WORK TO DO: Each entry that follows must be output without any deviation.

--- start DATASET EXCERPTS ---

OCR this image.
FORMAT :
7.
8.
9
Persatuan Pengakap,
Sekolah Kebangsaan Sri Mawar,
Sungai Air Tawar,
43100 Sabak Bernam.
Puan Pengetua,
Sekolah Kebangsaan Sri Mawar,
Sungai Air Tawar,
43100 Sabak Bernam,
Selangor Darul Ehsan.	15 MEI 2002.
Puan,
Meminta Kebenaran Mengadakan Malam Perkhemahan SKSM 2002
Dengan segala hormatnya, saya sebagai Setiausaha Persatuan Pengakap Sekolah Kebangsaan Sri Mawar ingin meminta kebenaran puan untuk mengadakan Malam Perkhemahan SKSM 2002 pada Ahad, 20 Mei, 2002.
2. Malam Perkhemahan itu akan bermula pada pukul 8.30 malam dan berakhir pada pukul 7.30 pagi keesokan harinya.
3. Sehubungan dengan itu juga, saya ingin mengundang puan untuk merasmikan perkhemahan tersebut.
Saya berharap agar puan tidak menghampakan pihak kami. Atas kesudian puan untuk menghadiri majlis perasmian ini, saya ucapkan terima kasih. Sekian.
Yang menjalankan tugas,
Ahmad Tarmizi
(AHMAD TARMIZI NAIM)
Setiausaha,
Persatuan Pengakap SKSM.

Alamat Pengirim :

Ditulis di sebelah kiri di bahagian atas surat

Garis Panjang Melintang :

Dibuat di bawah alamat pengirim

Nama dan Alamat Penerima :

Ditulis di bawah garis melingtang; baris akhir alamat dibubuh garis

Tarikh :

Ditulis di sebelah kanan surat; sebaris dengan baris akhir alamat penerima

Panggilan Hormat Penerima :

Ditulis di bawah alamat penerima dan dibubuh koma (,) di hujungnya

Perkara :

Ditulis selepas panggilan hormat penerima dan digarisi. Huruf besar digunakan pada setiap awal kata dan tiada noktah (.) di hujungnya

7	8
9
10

--- end DATASET EXCERPTS ---

OUTPUT FOR THIS EXERCISE:
OCR this image.
FORMAT :
7.
8.
9
Persatuan Pengakap,
Sekolah Kebangsaan Sri Mawar,
Sungai Air Tawar,
43100 Sabak Bernam.
Puan Pengetua,
Sekolah Kebangsaan Sri Mawar,
Sungai Air Tawar,
43100 Sabak Bernam,
Selangor Darul Ehsan.	15 MEI 2002.
Puan,
Meminta Kebenaran Mengadakan Malam Perkhemahan SKSM 2002
Dengan segala hormatnya, saya sebagai Setiausaha Persatuan Pengakap Sekolah Kebangsaan Sri Mawar ingin meminta kebenaran puan untuk mengadakan Malam Perkhemahan SKSM 2002 pada Ahad, 20 Mei, 2002.
2. Malam Perkhemahan itu akan bermula pada pukul 8.30 malam dan berakhir pada pukul 7.30 pagi keesokan harinya.
3. Sehubungan dengan itu juga, saya ingin mengundang puan untuk merasmikan perkhemahan tersebut.
Saya berharap agar puan tidak menghampakan pihak kami. Atas kesudian puan untuk menghadiri majlis perasmian ini, saya ucapkan terima kasih. Sekian.
Yang menjalankan tugas,
Ahmad Tarmizi
(AHMAD TARMIZI NAIM)
Setiausaha,
Persatuan Pengakap SKSM.

Alamat Pengirim :

Ditulis di sebelah kiri di bahagian atas surat

Garis Panjang Melintang :

Dibuat di bawah alamat pengirim

Nama dan Alamat Penerima :

Ditulis di bawah garis melingtang; baris akhir alamat dibubuh garis

Tarikh :

Ditulis di sebelah kanan surat; sebaris dengan baris akhir alamat penerima

Panggilan Hormat Penerima :

Ditulis di bawah alamat penerima dan dibubuh koma (,) di hujungnya

Perkara :

Ditulis selepas panggilan hormat penerima dan digarisi. Huruf besar digunakan pada setiap awal kata dan tiada noktah (.) di hujungnya

7	8
9
10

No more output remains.